# Task
Where a line of the listing below includes the word "Allocation", reproduce that line.

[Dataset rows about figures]
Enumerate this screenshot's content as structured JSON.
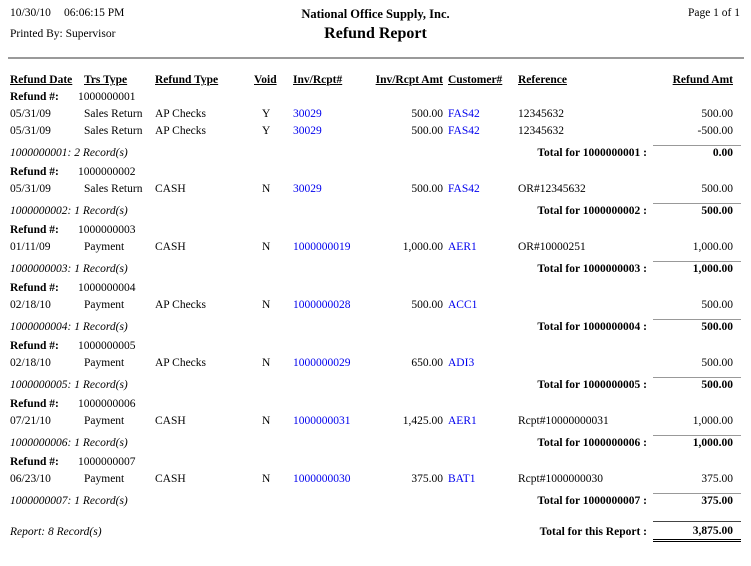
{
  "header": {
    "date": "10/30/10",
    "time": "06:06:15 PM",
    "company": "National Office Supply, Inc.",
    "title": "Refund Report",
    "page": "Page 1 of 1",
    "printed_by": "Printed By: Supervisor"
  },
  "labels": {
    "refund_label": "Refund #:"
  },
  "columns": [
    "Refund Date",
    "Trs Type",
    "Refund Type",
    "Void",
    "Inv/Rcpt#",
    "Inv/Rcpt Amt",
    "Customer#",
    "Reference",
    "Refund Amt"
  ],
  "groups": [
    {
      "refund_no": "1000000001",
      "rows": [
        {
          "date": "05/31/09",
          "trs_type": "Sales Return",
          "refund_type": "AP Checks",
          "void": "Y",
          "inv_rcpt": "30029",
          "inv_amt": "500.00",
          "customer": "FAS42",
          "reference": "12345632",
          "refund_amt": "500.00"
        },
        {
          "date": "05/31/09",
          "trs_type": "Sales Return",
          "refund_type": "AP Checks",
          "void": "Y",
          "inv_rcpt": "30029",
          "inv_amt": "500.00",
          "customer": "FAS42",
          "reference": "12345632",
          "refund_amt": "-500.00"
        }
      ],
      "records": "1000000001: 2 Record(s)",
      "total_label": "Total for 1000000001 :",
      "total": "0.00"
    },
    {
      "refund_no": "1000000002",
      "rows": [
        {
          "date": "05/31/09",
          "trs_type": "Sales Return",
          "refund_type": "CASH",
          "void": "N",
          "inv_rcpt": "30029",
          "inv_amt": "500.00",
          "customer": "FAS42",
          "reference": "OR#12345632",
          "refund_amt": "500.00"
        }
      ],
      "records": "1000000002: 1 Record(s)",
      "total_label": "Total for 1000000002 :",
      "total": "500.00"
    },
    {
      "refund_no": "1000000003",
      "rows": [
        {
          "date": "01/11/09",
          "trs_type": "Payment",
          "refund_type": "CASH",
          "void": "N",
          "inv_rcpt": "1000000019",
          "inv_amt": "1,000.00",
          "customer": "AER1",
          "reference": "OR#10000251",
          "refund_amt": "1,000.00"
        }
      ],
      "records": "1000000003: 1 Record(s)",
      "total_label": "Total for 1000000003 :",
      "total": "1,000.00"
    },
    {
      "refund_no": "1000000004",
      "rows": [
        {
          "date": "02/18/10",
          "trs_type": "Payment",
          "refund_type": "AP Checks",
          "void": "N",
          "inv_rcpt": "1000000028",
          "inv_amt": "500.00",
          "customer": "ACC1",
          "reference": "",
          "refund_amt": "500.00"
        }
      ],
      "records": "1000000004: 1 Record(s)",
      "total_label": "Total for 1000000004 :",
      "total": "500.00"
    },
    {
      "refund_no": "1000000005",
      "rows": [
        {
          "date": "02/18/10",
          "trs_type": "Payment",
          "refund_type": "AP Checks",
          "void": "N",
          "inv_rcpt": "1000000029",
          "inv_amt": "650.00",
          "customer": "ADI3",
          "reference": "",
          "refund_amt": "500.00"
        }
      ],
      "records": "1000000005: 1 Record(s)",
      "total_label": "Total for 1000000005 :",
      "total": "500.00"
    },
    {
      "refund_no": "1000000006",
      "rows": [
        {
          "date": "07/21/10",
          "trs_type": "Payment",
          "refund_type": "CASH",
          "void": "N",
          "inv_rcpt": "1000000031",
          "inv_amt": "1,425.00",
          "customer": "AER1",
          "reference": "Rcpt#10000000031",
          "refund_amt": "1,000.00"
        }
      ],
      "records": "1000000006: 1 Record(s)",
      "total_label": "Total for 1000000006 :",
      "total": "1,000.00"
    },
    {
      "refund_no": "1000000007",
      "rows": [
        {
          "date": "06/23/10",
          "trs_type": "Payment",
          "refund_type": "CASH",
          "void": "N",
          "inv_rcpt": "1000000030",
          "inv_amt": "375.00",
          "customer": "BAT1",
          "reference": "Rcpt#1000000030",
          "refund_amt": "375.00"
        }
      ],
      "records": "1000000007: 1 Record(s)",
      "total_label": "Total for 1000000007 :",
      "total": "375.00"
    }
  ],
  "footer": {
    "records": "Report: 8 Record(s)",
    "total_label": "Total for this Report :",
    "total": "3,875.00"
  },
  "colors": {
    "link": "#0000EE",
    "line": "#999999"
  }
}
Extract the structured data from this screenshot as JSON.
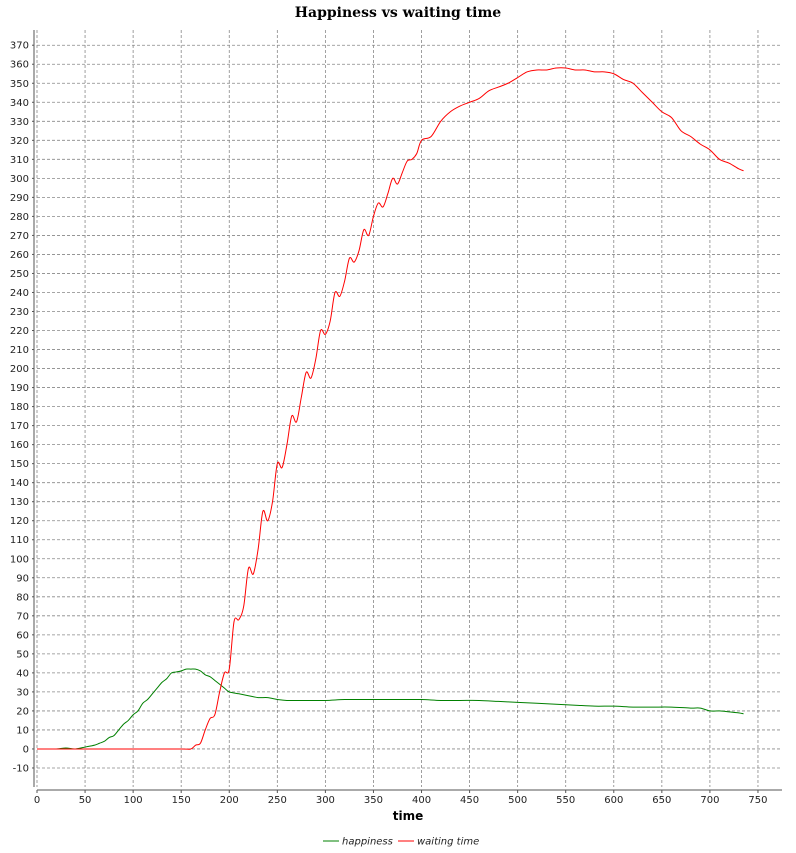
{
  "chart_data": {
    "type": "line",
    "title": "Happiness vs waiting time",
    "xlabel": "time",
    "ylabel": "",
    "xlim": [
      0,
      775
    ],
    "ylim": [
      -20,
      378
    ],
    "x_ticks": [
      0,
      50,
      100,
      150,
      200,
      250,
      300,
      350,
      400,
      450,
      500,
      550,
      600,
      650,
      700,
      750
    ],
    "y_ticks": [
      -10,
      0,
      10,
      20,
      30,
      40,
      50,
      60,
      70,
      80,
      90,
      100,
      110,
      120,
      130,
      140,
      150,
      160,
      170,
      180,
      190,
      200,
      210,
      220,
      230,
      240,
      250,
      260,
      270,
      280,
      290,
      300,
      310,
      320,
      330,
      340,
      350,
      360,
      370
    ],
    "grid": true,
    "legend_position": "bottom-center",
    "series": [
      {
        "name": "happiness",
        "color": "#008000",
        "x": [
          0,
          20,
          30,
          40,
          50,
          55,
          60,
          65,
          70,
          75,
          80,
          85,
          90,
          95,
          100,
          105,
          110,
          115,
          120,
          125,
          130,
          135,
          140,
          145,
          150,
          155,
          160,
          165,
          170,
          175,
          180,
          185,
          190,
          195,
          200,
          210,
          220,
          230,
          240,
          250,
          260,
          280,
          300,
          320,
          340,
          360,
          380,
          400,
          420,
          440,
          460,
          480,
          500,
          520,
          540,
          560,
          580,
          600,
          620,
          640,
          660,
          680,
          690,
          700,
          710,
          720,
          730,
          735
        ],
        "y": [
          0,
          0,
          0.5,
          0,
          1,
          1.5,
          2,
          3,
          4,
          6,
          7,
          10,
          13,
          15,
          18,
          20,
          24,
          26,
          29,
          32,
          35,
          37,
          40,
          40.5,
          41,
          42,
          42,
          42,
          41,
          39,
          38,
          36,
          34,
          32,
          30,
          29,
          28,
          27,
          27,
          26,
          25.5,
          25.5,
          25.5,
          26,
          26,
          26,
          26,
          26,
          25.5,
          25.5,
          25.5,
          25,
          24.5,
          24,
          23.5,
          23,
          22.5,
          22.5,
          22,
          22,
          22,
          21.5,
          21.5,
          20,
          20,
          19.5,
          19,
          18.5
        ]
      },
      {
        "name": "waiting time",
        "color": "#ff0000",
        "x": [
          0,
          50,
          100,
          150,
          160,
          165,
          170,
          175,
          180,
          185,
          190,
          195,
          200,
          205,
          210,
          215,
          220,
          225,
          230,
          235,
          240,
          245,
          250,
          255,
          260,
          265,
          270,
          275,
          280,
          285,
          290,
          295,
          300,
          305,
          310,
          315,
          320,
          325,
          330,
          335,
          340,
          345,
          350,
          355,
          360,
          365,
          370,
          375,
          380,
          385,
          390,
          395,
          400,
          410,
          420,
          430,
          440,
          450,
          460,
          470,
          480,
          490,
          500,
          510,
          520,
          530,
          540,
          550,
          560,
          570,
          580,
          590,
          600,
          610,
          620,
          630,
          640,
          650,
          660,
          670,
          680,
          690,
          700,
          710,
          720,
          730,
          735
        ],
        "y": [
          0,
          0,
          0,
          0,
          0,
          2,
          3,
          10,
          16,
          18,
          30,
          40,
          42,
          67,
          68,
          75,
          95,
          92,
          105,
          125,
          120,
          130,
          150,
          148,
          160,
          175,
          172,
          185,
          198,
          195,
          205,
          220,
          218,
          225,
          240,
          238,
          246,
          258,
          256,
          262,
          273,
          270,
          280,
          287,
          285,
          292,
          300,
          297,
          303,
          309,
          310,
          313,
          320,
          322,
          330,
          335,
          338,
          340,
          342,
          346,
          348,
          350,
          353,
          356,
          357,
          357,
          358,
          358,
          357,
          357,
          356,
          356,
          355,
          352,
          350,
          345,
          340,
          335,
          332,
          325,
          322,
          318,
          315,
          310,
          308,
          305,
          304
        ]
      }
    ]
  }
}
---
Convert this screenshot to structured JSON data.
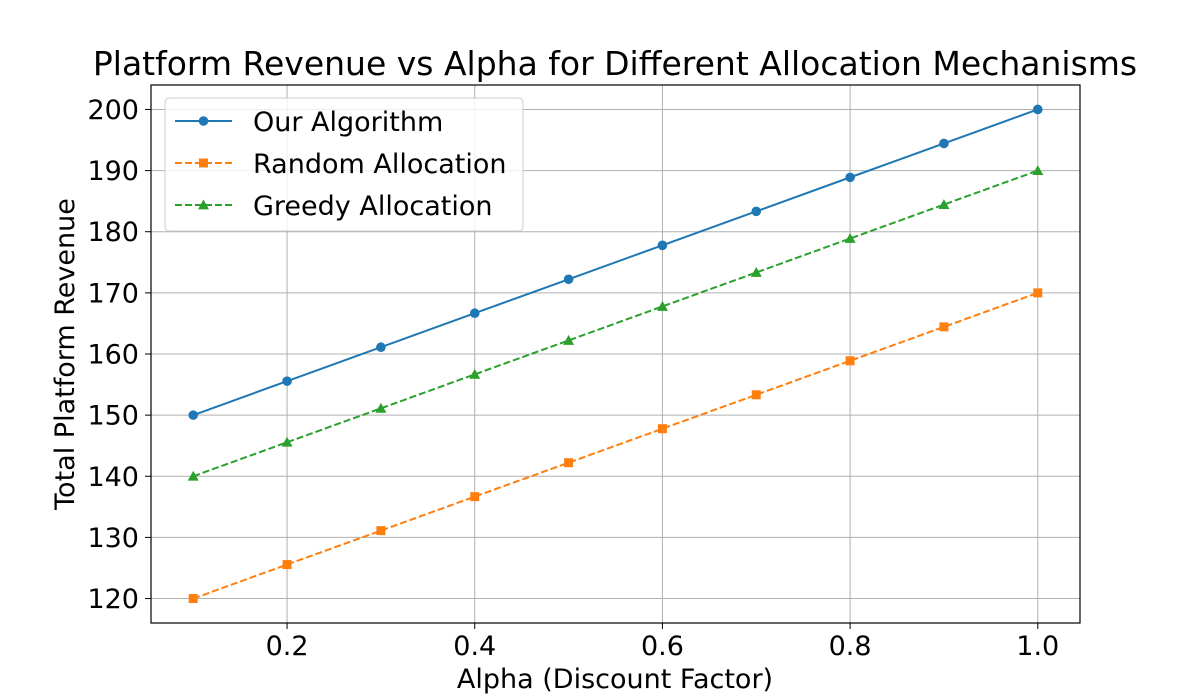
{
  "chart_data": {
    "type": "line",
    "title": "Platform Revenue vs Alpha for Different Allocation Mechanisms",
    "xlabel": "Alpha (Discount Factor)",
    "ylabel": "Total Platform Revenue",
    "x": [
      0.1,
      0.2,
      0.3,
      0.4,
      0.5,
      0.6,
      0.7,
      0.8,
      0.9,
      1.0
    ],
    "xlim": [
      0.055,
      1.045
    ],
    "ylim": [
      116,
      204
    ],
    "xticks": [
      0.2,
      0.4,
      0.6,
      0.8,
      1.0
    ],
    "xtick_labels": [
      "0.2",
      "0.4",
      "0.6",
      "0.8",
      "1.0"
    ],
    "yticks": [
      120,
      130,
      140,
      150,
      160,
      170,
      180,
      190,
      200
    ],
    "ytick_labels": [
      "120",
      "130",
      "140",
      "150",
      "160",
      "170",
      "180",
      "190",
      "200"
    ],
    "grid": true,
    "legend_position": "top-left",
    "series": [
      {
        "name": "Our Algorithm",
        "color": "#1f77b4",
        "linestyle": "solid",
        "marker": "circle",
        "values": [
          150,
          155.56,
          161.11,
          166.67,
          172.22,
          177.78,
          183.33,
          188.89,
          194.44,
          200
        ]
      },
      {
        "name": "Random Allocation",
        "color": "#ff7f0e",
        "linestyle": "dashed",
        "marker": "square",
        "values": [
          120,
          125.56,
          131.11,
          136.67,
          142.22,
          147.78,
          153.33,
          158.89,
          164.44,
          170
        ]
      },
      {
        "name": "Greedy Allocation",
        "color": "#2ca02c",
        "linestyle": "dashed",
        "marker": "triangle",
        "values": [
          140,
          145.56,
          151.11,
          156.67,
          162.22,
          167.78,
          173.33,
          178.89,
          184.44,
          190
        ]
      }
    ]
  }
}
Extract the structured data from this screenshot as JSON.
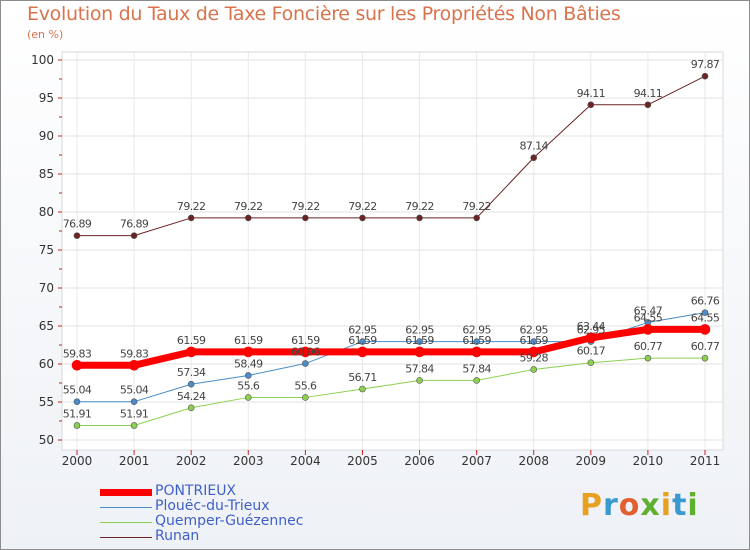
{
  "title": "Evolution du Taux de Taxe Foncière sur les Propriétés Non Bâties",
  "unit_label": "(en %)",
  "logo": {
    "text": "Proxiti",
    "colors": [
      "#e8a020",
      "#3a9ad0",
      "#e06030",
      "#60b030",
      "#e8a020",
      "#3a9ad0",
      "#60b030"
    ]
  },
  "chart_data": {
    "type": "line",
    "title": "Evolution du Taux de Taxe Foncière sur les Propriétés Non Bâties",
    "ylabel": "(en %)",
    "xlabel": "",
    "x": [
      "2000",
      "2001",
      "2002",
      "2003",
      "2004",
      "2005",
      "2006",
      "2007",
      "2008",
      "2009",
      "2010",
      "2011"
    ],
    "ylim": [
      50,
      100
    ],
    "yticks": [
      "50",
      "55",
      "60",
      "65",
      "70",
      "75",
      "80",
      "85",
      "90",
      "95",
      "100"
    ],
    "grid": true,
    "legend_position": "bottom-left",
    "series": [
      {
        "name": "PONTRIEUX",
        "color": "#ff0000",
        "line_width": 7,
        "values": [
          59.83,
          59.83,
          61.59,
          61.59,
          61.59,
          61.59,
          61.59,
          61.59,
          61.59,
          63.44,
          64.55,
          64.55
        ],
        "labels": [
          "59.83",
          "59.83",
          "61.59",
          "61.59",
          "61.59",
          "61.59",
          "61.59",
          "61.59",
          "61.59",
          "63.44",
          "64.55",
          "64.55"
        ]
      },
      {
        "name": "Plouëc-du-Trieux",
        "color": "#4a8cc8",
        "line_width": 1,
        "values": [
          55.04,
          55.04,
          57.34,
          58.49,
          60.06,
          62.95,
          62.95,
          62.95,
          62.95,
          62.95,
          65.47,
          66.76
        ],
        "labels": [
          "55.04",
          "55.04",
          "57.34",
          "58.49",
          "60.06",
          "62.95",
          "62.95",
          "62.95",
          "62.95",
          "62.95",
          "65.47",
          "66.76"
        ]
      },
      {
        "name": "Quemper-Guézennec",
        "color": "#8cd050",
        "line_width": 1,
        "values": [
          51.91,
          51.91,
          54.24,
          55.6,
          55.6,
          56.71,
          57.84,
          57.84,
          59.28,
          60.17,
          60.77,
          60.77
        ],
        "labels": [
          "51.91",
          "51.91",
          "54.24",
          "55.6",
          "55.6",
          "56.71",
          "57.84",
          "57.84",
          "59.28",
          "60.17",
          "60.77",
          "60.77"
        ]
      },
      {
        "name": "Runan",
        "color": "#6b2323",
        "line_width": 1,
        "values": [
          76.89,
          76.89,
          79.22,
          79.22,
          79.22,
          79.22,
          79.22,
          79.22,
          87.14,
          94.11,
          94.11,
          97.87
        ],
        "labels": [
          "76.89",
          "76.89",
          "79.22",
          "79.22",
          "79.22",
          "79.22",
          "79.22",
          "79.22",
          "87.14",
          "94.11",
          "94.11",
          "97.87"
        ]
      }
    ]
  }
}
==
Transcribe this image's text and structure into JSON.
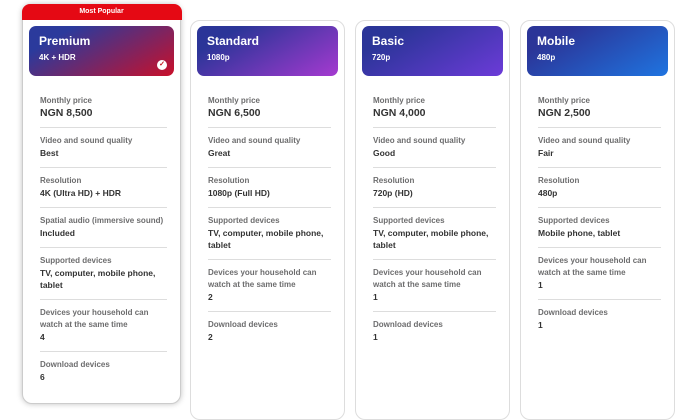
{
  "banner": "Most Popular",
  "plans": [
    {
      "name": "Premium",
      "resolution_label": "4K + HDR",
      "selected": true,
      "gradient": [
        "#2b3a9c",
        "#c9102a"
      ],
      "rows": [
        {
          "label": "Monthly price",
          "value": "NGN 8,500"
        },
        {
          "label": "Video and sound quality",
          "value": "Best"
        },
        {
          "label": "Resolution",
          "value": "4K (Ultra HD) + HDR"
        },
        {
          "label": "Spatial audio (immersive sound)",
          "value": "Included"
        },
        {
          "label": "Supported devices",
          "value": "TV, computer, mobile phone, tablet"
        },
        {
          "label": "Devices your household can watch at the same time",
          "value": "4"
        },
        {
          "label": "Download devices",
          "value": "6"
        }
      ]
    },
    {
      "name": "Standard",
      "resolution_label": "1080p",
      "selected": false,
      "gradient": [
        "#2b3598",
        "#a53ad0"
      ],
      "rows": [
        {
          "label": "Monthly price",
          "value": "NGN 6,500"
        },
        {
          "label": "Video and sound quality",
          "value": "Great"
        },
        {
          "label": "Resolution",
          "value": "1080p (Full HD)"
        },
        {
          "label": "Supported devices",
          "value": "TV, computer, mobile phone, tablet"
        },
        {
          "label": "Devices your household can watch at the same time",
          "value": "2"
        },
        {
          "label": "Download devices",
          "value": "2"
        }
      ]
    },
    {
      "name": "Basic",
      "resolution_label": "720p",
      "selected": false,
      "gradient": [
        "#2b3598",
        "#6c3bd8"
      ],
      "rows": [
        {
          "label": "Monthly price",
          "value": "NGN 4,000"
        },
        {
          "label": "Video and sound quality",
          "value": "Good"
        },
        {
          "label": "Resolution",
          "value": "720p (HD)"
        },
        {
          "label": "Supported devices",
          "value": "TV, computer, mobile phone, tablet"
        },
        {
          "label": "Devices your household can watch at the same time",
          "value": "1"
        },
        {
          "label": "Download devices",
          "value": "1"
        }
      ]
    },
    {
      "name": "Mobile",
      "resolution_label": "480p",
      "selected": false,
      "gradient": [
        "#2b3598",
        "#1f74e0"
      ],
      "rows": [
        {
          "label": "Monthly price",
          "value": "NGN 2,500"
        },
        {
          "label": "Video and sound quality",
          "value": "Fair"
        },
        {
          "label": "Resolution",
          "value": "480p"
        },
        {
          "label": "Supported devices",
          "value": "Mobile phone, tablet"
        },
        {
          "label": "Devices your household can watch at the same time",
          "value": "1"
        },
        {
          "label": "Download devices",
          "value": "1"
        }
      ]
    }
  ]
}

# In response
    "title": "Platform Revenue vs Alpha for Different Allocation Mechanisms",
        "name": "Random Allocation",
        "name": "Greedy Allocation",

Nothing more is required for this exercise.